Excerpt provided -
/---

In 1977 and 1978 a sauropod skeleton was excavated by paleontologists Wei Feng, Wu Weitang and Kang Ximin in the Jinhua Formation of Lixian Village, Jiangshan county, in the eastern Chinese province of Zhejiang.

The type and only named species, Jiangshanosaurus lixianensis, was formally described by Tang Feng, Kang, Jin Xingsheng, Wei and Wu in 2001. The holotype, ZNM M1322, of J. lixianensis includes elements of the left shoulder, five back vertebrae, three tail vertebrae, the pubic bones, the ischia, and a left femur. The genus name refers to Jiangshan County; the specific name refers to the village of Lixian.

In 2019, Philip Mannion e.a. redescribed the holotype.

==Description==
=== Size ===
According to paleontologist Thomas R. Holtz Jr. the exact size of this sauropod cannot be determined. Gregory S. Paul estimated its length at eleven meters and its weight at 2500 kg.

===Distinguishing traits===
In 2019, Mannion e.a. indicated two distinguishing traits. They were autapomorphies, unique derived characters. In the vertebrae positioned at the transition between the tail base and the middle tail, the lower ends of the laminae spinoprezygapophyseales, the ridges running from the neural spine towards the front articulation processes, are placed to the inside of these processes, the prezygapophyses, instead of touching them. The lower shaft of the ischium ends in a small process, formed as a hook, on its top outer side.

==Phylogeny==
Although Jiangshanosaurus initially defied precise placement within Titanosauria, in 2017 paper considered it to be outside Lithostrotia.

According to the 2019 study, Jiangshanosaurus was placed in the Somphospondyli in a basal position, outside the Titanosauria.

\---

Source records:
/---

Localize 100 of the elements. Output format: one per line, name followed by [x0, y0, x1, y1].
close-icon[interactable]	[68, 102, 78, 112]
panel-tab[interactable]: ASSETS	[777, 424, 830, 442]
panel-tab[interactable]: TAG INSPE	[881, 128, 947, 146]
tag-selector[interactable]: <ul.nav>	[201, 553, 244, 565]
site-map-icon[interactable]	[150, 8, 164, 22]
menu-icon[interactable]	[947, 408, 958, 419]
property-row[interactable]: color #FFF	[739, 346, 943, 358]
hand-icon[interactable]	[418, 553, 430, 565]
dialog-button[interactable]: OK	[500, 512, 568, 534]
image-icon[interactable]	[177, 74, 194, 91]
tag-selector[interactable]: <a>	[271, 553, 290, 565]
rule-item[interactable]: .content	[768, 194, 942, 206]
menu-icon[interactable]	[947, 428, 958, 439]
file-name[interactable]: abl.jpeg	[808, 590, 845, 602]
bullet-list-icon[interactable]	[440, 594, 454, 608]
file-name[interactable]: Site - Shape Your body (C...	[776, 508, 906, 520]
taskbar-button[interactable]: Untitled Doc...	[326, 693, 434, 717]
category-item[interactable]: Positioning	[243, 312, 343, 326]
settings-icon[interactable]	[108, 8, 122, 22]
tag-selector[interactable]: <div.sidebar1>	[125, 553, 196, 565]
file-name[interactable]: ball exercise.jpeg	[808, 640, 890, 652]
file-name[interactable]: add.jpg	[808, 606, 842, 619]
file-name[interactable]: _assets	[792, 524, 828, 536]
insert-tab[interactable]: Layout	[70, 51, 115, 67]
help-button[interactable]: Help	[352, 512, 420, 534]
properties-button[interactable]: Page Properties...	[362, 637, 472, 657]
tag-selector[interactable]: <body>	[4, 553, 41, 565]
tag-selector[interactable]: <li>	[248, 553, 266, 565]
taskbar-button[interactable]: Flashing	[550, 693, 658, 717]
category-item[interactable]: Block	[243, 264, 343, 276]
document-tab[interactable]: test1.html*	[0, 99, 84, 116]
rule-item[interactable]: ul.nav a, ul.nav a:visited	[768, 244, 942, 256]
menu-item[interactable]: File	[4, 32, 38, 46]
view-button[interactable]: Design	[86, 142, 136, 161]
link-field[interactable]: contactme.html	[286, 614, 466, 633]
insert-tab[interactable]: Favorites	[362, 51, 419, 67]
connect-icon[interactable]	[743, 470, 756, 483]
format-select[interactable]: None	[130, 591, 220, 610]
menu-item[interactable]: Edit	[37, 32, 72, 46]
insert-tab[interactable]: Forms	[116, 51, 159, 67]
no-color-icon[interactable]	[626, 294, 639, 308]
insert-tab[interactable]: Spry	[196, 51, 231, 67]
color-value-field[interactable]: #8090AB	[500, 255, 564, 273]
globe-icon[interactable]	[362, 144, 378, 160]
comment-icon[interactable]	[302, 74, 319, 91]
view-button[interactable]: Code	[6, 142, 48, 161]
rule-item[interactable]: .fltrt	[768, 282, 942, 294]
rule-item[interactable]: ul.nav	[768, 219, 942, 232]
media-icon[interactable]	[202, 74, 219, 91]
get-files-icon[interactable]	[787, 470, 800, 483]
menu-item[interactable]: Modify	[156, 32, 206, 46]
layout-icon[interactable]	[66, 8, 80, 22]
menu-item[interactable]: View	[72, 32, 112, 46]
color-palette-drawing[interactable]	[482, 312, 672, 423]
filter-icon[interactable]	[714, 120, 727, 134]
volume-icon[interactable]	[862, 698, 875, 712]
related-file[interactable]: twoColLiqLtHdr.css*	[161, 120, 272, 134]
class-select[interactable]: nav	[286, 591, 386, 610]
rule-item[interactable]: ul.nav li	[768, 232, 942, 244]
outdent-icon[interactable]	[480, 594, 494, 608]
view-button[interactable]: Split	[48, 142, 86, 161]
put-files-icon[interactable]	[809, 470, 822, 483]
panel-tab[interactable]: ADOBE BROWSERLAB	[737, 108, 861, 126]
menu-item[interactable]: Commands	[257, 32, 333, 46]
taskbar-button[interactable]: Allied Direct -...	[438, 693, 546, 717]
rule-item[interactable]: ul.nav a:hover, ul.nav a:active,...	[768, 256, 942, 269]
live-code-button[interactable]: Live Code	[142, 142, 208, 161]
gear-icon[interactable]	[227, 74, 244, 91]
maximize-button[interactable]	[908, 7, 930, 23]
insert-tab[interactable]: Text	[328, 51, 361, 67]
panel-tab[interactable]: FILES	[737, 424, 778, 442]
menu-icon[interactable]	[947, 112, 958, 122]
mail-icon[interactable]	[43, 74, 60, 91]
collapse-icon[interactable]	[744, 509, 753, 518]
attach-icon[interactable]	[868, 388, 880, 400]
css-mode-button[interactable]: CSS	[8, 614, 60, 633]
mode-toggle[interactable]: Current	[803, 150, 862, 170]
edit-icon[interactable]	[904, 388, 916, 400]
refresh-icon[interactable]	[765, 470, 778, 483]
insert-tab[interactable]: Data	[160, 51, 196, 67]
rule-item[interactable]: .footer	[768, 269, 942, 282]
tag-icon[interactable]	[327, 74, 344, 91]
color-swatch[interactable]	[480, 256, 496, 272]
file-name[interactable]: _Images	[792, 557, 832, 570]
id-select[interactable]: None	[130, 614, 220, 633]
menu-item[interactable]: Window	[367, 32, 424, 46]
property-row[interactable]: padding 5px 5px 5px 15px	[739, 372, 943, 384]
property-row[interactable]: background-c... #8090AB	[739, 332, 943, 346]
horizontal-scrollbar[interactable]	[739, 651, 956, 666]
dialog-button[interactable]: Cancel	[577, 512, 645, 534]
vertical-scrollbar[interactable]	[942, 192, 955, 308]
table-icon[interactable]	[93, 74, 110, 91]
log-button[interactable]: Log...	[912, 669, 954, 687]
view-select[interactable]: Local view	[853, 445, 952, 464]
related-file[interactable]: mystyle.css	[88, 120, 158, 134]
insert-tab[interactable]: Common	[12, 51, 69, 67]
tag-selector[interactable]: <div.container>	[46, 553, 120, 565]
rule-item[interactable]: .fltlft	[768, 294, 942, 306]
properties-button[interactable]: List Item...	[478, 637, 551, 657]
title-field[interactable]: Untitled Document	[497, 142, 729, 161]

\---

Problem description -
Using the Jiangshanosaurus excerpt above, answer the following:
(a) In which geological formation was the sauropod skeleton excavated?
(b) What length and weight did Gregory S. Paul estimate for Jiangshanosaurus?
(c) According to the 2019 study, in which group was Jiangshanosaurus placed?

Answer area -
(a) The Jinhua Formation.
(b) A length of eleven meters and a weight of 2500 kg.
(c) The Somphospondyli, in a basal position outside the Titanosauria.